# AIM:
Go through the records underneath and write each one out again exactly.

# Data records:
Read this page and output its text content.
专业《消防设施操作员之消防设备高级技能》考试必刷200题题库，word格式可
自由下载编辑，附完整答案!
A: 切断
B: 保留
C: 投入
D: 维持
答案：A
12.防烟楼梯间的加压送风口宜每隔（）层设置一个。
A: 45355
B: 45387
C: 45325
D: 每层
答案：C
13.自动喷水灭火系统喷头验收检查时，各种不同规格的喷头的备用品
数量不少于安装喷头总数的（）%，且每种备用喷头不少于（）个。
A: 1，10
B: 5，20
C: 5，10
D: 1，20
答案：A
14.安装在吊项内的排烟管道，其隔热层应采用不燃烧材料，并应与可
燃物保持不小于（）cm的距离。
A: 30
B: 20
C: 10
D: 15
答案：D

# RESULT:
Read this page and output its text content.
专业《消防设施操作员之消防设备高级技能》考试必刷200题题库，word格式可
自由下载编辑，附完整答案!
A: 切断
B: 保留
C: 投入
D: 维持
答案：A
12.防烟楼梯间的加压送风口宜每隔（）层设置一个。
A: 45355
B: 45387
C: 45325
D: 每层
答案：C
13.自动喷水灭火系统喷头验收检查时，各种不同规格的喷头的备用品
数量不少于安装喷头总数的（）%，且每种备用喷头不少于（）个。
A: 1，10
B: 5，20
C: 5，10
D: 1，20
答案：A
14.安装在吊项内的排烟管道，其隔热层应采用不燃烧材料，并应与可
燃物保持不小于（）cm的距离。
A: 30
B: 20
C: 10
D: 15
答案：D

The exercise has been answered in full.